CONSIGNA 1
Según el texto sobre Cellórigo, ¿por qué los arbitrios no solo serían injustos, sino imposibles de recaudar? Explícalo en una a tres oraciones.
CONSIGNA 2
Por favor, copia del texto sobre Cellórigo todo lo que va desde "Una vez alcanzado" hasta "como elementos desligados.".
CONSIGNA 3
Indica si cada afirmación concuerda con el texto sobre Cellórigo y responde sí o no, citando literalmente las palabras que lo deciden. (a) Botero publicó Della ragion di stato en 1589. (b) Según la cita, Italia y Francia tienen minas de oro y de plata. (c) Para combatir la inflación había que aumentar la importación de bienes de América.

BLOQUE DE TEXTO

= = = = =

Cellórigo bebía de los textos de Giovanni Botero Benese, ambiguamente postulado contra el maquiavelismo, que era la base del pensamiento jurídico y político francés: no todo debía ser subordinado al objetivo de eficacia política; parafraseando al propio Maquiavelo publicó en 1589 Della ragion di stato, texto en que ya reivindica la necesidad de mano de obra y abundancia de habitantes para conseguir prosperidad: «Vengamos ahora a las verdaderas fuerzas, que consisten en la gente: pues que todas las fuerzas se reducen a ésta, y quien tiene abundancia de hombres, la tiene de todas aquellas cosas a las cuales se extiende la industria e ingenio del hombre, como aparecerá en el progreso de este nuestro discurso, por lo cual de aquí en adelante usaremos indistintamente del hombre y de la gente, que son la multitud y el valor. Italia y Francia no tienen minas de oro, ni de plata, y con todo eso tienen más que ninguna otra provincia de Europa, por la mucha habitación, que es causa que venga el dinero por medio del comercio, porque donde hay mucha gente se cultiva mucho la tierra (…) y si España es tenida por provincia estéril no es por defecto de la tierra, sino por falta de gente».

Así pues, el arbitrismo tenía como objetivo la reducción del déficit público mediante los arbitrios; pero Cellórigo matizaba, iba más allá, asentando algo que hoy nos parecería obvio. Si antes el pueblo no dispone, primero, de lo necesario para subsistir; segundo, de un remanente con el que comerciar o ahorrar, los arbitrios no solo serán injustos, sino imposibles de recaudar. El crecimiento económico de cualquier nación, entonces, debería ser conjunto, interrelacionando la necesaria prosperidad de todos los factores que conforman un Estado. En su trabajo insistiría en que con la inversión de este en actividades productivas (agrícolas, ganaderas, pesqueras, manufactureras), se conseguiría un crecimiento demográfico y una repoblación de la península, que demandaría a su vez más bienes de consumo y por tanto más actividad productiva, momento en el cual habría lugar para justos arbitrios, que eliminarían el déficit del Estado.

Una vez alcanzado un equilibrado bienestar, abordaba otro de los problemas principales que sumían en aquellos momentos a España en la tan mentada decadencia económica: la inflación. Sabido era que el aumento de riquezas traía acompañado el aumento de precios, aspecto que se debía combatir reduciendo la importación de bienes de América y dedicando la plata del nuevo continente a su propia reinversión y crecimiento, siendo autosuficientes en materia alimenticia, gravando a los rentistas y especuladores para desalentar el enriquecimiento no productivo, y observando no volver a caer en déficit público. Recalcaba, además, que cualquier intervención sobre cualquiera de esas partes que en conjunto eran el Estado, repercutiría en el conjunto, pues debía verse a la economía como una esfera, no como elementos desligados.

= = = = =

ENTRADAS LISTADAS
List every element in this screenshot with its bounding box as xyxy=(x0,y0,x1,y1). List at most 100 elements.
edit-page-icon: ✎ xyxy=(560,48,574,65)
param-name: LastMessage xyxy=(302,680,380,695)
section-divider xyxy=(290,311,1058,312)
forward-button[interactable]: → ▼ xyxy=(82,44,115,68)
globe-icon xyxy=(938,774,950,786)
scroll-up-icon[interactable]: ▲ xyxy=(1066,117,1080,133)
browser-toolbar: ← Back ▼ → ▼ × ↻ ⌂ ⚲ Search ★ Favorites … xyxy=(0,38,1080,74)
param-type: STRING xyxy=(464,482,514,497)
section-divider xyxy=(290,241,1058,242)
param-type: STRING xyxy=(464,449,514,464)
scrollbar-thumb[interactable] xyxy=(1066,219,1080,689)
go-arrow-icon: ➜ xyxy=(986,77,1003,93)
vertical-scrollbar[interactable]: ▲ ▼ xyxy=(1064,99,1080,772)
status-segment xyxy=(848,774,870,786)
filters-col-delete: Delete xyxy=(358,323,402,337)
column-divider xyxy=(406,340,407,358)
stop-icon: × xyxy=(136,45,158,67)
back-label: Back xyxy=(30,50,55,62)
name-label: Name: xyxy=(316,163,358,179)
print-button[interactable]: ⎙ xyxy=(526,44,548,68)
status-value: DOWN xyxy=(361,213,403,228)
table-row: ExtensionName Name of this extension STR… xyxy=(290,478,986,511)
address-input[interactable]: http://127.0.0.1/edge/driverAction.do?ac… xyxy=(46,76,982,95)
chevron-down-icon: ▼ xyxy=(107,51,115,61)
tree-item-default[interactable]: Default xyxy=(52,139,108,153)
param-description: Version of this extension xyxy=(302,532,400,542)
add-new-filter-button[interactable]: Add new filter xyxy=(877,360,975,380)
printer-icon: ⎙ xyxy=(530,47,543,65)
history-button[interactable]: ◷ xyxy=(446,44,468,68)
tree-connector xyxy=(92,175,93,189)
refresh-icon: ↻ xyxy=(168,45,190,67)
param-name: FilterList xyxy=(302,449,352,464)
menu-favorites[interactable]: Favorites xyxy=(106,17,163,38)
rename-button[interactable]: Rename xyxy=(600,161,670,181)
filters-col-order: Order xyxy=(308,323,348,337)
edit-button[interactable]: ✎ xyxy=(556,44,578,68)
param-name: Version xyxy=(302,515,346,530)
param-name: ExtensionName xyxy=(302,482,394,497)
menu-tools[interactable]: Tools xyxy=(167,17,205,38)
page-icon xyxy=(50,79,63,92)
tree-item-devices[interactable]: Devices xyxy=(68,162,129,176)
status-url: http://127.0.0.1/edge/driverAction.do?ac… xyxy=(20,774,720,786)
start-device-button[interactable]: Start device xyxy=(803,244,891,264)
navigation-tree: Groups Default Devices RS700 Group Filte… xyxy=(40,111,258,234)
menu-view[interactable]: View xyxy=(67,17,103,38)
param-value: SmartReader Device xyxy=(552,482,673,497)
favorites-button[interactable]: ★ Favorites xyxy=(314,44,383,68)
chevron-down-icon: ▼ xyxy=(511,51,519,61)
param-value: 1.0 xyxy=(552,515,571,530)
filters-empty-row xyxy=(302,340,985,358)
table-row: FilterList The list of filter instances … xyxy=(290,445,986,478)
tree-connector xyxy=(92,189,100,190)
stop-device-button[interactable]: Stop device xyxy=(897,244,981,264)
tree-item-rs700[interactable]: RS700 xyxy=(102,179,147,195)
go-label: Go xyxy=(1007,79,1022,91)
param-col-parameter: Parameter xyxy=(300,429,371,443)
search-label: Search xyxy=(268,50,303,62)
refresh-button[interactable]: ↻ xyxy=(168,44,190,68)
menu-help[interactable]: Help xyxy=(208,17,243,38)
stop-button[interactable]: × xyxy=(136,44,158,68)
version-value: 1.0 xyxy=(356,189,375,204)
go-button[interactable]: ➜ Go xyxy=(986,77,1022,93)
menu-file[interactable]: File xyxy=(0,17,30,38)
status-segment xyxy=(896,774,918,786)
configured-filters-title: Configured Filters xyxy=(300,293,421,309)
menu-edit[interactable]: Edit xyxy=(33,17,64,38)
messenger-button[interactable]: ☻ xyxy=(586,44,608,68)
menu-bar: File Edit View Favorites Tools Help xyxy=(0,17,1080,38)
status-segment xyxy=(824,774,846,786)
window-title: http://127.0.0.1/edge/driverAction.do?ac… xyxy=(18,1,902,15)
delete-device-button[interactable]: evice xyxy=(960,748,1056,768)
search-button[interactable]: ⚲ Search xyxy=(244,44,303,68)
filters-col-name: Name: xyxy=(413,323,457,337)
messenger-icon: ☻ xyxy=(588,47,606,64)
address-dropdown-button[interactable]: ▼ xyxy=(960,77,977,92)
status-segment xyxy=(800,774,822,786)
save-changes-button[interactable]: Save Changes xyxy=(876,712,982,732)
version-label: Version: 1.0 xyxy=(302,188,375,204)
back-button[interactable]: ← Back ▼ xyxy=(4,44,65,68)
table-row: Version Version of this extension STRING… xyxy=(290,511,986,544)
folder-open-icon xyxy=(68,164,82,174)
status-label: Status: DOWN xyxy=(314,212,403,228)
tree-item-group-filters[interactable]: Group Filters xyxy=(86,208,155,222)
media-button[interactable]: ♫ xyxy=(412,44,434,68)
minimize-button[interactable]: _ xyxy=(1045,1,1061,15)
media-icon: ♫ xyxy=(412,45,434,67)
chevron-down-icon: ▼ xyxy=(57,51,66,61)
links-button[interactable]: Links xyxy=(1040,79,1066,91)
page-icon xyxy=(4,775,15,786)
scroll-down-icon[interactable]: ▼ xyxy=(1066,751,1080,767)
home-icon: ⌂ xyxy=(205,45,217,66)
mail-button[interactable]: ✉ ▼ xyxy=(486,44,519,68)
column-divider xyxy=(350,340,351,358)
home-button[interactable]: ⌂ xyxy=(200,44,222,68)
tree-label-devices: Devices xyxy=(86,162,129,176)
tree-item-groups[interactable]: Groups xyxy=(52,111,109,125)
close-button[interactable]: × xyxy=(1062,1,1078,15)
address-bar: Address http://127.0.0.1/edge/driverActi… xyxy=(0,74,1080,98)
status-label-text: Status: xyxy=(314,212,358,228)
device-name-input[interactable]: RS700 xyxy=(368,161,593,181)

= = = = =

RESPUESTA FINAL 1
Porque el pueblo no dispondría antes de lo necesario para subsistir ni, después, de un remanente con el que comerciar o ahorrar. Sin esas dos condiciones previas, no habría de dónde recaudar los arbitrios.

RESPUESTA FINAL 2
Una vez alcanzado un equilibrado bienestar, abordaba otro de los problemas principales que sumían en aquellos momentos a España en la tan mentada decadencia económica: la inflación. Sabido era que el aumento de riquezas traía acompañado el aumento de precios, aspecto que se debía combatir reduciendo la importación de bienes de América y dedicando la plata del nuevo continente a su propia reinversión y crecimiento, siendo autosuficientes en materia alimenticia, gravando a los rentistas y especuladores para desalentar el enriquecimiento no productivo, y observando no volver a caer en déficit público. Recalcaba, además, que cualquier intervención sobre cualquiera de esas partes que en conjunto eran el Estado, repercutiría en el conjunto, pues debía verse a la economía como una esfera, no como elementos desligados.

RESPUESTA FINAL 3
(a) Sí: «publicó en 1589 Della ragion di stato».
(b) No: «Italia y Francia no tienen minas de oro, ni de plata».
(c) No: «reduciendo la importación de bienes de América».